*Your objective*. Transcribe each of the records below exactly, excluding all pictures.

*Records to use*.
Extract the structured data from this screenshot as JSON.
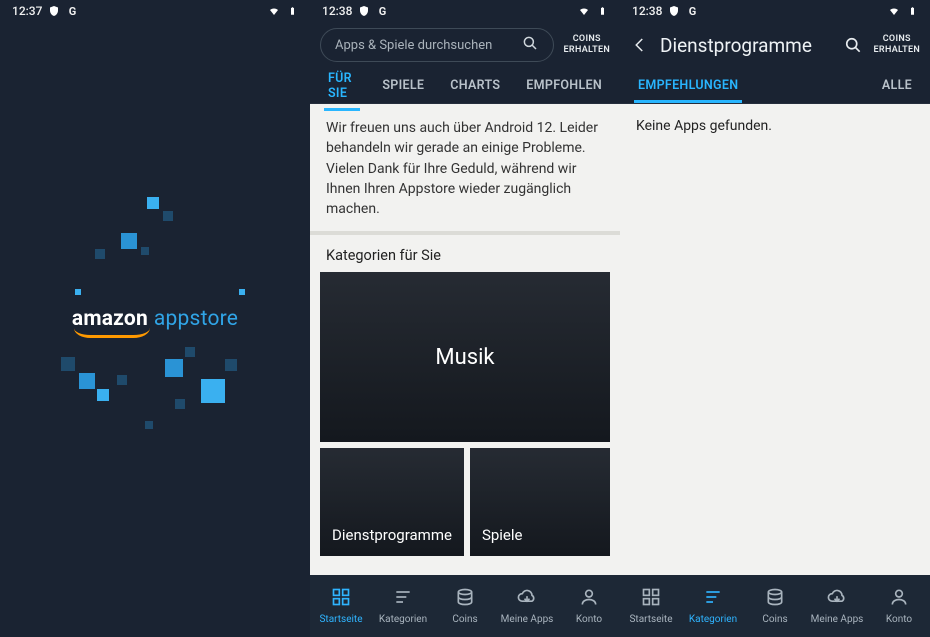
{
  "status": {
    "left": {
      "time": "12:37"
    },
    "mid": {
      "time": "12:38"
    },
    "right": {
      "time": "12:38"
    }
  },
  "left": {
    "brand_prefix": "amazon",
    "brand_suffix": "appstore"
  },
  "mid": {
    "search_placeholder": "Apps & Spiele durchsuchen",
    "coins_l1": "COINS",
    "coins_l2": "ERHALTEN",
    "tabs": {
      "fuer_sie": "FÜR SIE",
      "spiele": "SPIELE",
      "charts": "CHARTS",
      "empfohlen": "EMPFOHLEN"
    },
    "message": "Wir freuen uns auch über Android 12. Leider behandeln wir gerade an einige Probleme. Vielen Dank für Ihre Geduld, während wir Ihnen Ihren Appstore wieder zugänglich machen.",
    "categories_heading": "Kategorien für Sie",
    "cat_big": "Musik",
    "cat_small_a": "Dienstprogramme",
    "cat_small_b": "Spiele"
  },
  "right": {
    "page_title": "Dienstprogramme",
    "coins_l1": "COINS",
    "coins_l2": "ERHALTEN",
    "tabs": {
      "empfehlungen": "EMPFEHLUNGEN",
      "alle": "ALLE"
    },
    "empty": "Keine Apps gefunden."
  },
  "nav": {
    "startseite": "Startseite",
    "kategorien": "Kategorien",
    "coins": "Coins",
    "meine_apps": "Meine Apps",
    "konto": "Konto"
  }
}
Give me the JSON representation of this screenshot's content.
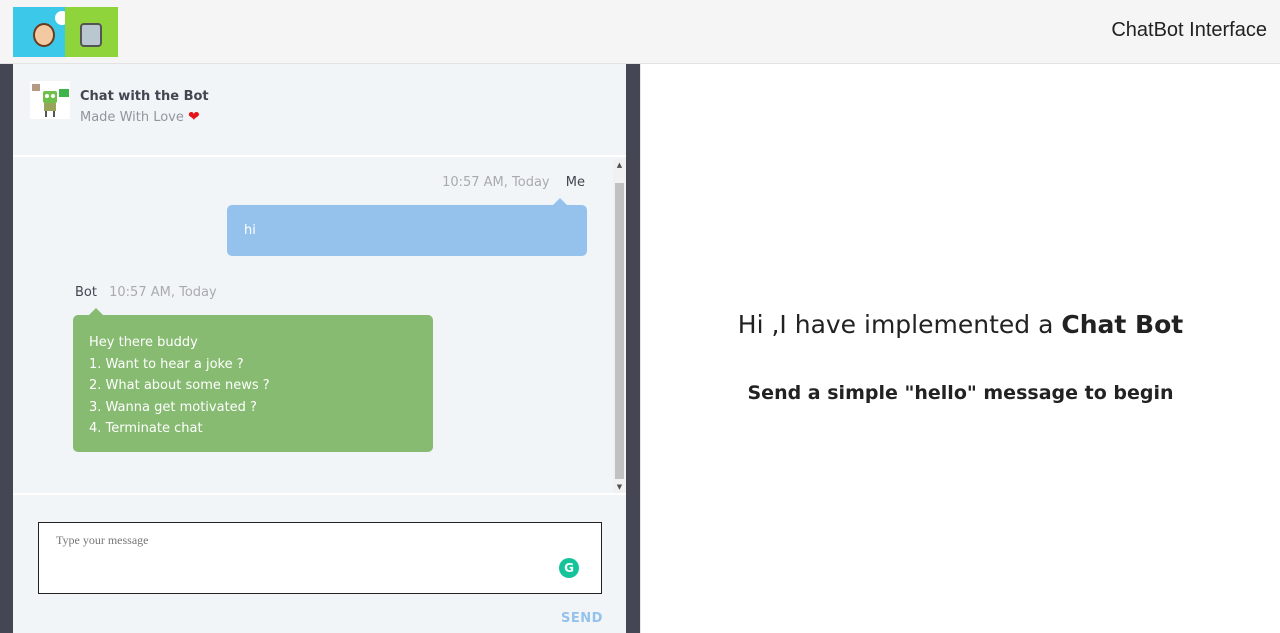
{
  "navbar": {
    "title": "ChatBot Interface"
  },
  "chat": {
    "header": {
      "title": "Chat with the Bot",
      "subtitle": "Made With Love",
      "heart": "❤"
    },
    "messages": [
      {
        "sender": "Me",
        "time": "10:57 AM, Today",
        "text": "hi"
      },
      {
        "sender": "Bot",
        "time": "10:57 AM, Today",
        "lines": [
          "Hey there buddy",
          "1. Want to hear a joke ?",
          "2. What about some news ?",
          "3. Wanna get motivated ?",
          "4. Terminate chat"
        ]
      }
    ],
    "composer": {
      "placeholder": "Type your message",
      "send_label": "SEND",
      "grammarly_letter": "G"
    }
  },
  "hero": {
    "title_prefix": "Hi ,I have implemented a ",
    "title_bold": "Chat Bot",
    "subtitle": "Send a simple \"hello\" message to begin"
  },
  "colors": {
    "me_bubble": "#94c2ed",
    "bot_bubble": "#86bb71",
    "frame": "#444753",
    "chat_bg": "#f2f5f8"
  },
  "icons": {
    "logo": "human-and-robot-logo",
    "bot_avatar": "robot-icon",
    "grammarly": "grammarly-icon"
  }
}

*Solution to this exercise*.
Extract the structured data from this screenshot as JSON.
{
  "status": {
    "left": {
      "time": "12:37"
    },
    "mid": {
      "time": "12:38"
    },
    "right": {
      "time": "12:38"
    }
  },
  "left": {
    "brand_prefix": "amazon",
    "brand_suffix": "appstore"
  },
  "mid": {
    "search_placeholder": "Apps & Spiele durchsuchen",
    "coins_l1": "COINS",
    "coins_l2": "ERHALTEN",
    "tabs": {
      "fuer_sie": "FÜR SIE",
      "spiele": "SPIELE",
      "charts": "CHARTS",
      "empfohlen": "EMPFOHLEN"
    },
    "message": "Wir freuen uns auch über Android 12. Leider behandeln wir gerade an einige Probleme. Vielen Dank für Ihre Geduld, während wir Ihnen Ihren Appstore wieder zugänglich machen.",
    "categories_heading": "Kategorien für Sie",
    "cat_big": "Musik",
    "cat_small_a": "Dienstprogramme",
    "cat_small_b": "Spiele"
  },
  "right": {
    "page_title": "Dienstprogramme",
    "coins_l1": "COINS",
    "coins_l2": "ERHALTEN",
    "tabs": {
      "empfehlungen": "EMPFEHLUNGEN",
      "alle": "ALLE"
    },
    "empty": "Keine Apps gefunden."
  },
  "nav": {
    "startseite": "Startseite",
    "kategorien": "Kategorien",
    "coins": "Coins",
    "meine_apps": "Meine Apps",
    "konto": "Konto"
  }
}
Give me the JSON representation of this screenshot's content.
{
  "navbar": {
    "title": "ChatBot Interface"
  },
  "chat": {
    "header": {
      "title": "Chat with the Bot",
      "subtitle": "Made With Love",
      "heart": "❤"
    },
    "messages": [
      {
        "sender": "Me",
        "time": "10:57 AM, Today",
        "text": "hi"
      },
      {
        "sender": "Bot",
        "time": "10:57 AM, Today",
        "lines": [
          "Hey there buddy",
          "1. Want to hear a joke ?",
          "2. What about some news ?",
          "3. Wanna get motivated ?",
          "4. Terminate chat"
        ]
      }
    ],
    "composer": {
      "placeholder": "Type your message",
      "send_label": "SEND",
      "grammarly_letter": "G"
    }
  },
  "hero": {
    "title_prefix": "Hi ,I have implemented a ",
    "title_bold": "Chat Bot",
    "subtitle": "Send a simple \"hello\" message to begin"
  },
  "colors": {
    "me_bubble": "#94c2ed",
    "bot_bubble": "#86bb71",
    "frame": "#444753",
    "chat_bg": "#f2f5f8"
  },
  "icons": {
    "logo": "human-and-robot-logo",
    "bot_avatar": "robot-icon",
    "grammarly": "grammarly-icon"
  }
}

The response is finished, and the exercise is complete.